⟨
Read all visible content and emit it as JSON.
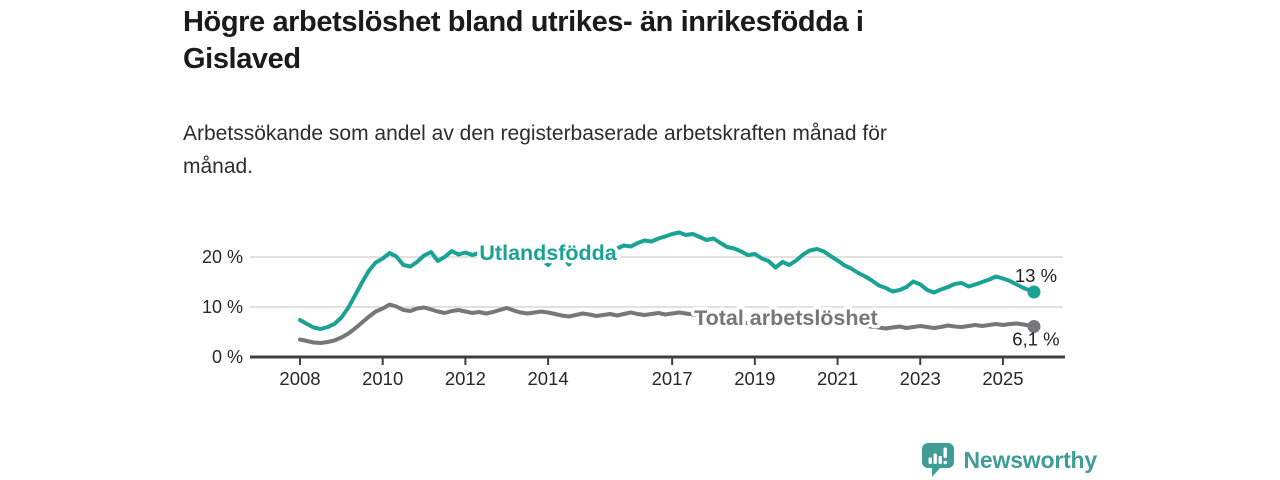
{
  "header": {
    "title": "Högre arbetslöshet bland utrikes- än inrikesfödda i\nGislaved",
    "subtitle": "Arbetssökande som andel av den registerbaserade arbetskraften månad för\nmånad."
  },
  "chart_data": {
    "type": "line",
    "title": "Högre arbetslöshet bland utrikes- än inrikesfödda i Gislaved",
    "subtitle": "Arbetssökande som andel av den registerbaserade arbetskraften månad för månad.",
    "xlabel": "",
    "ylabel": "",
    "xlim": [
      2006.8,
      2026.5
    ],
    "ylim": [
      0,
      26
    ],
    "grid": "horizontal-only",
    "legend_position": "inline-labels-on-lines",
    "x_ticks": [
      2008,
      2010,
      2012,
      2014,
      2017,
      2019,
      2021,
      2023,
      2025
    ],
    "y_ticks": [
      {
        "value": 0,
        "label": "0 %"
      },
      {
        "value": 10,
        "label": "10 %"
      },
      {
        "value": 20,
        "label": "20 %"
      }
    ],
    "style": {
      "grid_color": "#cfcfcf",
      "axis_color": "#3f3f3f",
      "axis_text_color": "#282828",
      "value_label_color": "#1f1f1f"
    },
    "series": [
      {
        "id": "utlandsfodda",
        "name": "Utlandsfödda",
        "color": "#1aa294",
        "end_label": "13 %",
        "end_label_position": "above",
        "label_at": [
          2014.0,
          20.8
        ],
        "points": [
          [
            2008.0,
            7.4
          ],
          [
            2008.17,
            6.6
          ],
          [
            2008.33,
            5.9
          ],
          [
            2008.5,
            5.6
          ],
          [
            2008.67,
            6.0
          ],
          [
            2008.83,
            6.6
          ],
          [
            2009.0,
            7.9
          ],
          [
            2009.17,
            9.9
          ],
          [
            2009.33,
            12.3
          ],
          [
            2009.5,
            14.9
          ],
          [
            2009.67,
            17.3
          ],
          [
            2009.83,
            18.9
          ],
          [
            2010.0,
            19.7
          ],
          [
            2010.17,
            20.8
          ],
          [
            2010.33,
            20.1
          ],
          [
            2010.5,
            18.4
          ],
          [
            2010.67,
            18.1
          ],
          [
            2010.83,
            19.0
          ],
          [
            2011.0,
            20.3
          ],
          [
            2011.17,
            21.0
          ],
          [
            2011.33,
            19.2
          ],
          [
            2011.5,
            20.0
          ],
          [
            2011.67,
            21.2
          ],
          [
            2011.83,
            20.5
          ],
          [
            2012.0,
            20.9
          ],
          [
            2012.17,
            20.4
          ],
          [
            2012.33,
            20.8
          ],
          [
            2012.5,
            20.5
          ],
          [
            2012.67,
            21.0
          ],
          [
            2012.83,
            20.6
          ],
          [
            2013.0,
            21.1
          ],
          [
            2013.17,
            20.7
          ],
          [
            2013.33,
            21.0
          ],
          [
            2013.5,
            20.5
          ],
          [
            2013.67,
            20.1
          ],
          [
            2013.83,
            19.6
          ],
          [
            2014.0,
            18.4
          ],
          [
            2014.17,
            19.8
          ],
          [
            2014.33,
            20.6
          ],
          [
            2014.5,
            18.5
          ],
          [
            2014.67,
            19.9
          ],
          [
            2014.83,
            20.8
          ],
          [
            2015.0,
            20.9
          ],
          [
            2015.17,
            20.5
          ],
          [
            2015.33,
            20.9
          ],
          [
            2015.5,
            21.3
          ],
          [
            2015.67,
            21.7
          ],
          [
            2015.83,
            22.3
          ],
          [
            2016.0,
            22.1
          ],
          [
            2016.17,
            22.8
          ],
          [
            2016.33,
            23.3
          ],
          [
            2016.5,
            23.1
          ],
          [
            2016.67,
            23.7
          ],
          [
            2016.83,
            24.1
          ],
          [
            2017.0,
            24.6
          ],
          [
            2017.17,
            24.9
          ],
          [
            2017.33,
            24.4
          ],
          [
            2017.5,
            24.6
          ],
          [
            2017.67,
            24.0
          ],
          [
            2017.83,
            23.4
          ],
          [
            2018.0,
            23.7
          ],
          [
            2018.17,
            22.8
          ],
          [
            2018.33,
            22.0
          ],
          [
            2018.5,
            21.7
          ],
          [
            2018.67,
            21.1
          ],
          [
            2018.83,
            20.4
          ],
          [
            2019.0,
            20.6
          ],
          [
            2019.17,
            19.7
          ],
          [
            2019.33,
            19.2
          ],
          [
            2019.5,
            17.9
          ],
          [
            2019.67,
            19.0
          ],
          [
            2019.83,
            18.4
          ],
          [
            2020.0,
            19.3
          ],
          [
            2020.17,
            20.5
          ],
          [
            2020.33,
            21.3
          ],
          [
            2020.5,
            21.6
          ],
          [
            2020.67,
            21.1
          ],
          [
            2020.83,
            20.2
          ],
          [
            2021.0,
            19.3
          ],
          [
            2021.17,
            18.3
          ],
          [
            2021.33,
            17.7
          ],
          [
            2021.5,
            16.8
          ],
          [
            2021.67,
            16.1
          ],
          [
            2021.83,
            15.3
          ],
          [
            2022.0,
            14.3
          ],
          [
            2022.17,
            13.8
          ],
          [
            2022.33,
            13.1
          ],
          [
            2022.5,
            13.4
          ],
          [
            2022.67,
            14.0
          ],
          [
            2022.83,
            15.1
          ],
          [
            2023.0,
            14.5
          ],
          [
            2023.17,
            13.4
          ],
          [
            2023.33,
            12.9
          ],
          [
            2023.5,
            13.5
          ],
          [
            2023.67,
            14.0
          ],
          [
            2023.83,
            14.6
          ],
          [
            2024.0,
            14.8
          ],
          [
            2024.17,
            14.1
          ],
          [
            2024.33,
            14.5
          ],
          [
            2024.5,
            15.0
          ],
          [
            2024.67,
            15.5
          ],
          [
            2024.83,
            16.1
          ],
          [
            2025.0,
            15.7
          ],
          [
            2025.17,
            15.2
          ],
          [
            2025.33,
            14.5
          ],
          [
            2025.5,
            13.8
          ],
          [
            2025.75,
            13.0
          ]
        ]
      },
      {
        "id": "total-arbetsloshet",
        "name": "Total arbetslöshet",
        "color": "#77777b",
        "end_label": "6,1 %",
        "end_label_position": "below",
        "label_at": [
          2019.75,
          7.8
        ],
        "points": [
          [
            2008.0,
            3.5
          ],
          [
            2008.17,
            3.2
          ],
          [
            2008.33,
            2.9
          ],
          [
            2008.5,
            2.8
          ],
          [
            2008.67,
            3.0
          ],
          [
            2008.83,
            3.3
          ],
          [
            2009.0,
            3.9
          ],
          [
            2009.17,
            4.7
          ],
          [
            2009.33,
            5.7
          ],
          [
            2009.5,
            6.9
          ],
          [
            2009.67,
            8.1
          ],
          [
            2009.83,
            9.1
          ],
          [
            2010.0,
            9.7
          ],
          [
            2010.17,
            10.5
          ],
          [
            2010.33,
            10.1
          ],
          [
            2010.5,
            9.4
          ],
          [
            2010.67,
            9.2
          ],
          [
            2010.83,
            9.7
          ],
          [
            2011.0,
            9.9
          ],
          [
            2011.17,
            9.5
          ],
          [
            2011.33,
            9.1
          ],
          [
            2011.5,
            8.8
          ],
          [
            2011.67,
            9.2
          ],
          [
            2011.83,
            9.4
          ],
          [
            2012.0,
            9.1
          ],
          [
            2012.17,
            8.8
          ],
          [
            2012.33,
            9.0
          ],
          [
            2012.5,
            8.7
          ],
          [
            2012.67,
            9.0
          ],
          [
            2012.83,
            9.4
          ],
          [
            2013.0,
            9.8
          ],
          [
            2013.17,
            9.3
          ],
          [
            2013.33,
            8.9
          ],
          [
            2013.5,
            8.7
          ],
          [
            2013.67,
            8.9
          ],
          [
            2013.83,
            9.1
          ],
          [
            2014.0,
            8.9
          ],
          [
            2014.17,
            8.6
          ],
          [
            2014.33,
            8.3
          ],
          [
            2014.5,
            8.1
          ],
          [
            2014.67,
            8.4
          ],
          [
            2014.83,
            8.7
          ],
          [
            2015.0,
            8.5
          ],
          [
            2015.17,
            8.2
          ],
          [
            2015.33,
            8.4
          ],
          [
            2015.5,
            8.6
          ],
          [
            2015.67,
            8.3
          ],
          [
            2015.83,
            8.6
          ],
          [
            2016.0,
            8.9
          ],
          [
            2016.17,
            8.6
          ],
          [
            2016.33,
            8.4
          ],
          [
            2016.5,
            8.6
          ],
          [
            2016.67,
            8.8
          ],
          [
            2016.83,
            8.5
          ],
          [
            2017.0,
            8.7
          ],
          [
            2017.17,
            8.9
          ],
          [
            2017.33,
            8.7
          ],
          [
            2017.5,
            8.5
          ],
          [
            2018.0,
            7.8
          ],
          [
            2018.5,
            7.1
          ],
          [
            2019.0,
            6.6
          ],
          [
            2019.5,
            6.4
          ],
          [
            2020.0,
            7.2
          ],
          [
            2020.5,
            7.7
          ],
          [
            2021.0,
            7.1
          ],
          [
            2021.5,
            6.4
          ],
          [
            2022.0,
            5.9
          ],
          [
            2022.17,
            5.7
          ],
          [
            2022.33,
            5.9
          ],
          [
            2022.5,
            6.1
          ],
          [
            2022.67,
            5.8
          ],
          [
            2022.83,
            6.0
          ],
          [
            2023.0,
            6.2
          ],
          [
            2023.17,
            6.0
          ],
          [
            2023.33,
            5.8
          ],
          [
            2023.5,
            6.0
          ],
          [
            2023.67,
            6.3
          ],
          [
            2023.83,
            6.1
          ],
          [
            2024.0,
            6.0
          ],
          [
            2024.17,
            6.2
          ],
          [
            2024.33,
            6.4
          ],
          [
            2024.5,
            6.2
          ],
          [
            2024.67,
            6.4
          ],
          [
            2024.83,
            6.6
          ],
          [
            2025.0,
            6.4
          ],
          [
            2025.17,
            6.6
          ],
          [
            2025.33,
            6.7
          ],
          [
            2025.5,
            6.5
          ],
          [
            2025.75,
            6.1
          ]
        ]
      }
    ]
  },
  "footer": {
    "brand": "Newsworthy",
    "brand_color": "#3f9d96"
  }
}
⟩
__What the task requires__.
Above are records; say how many of their lines contain the word "registerbaserade", giving only the number.

__Final result__.
2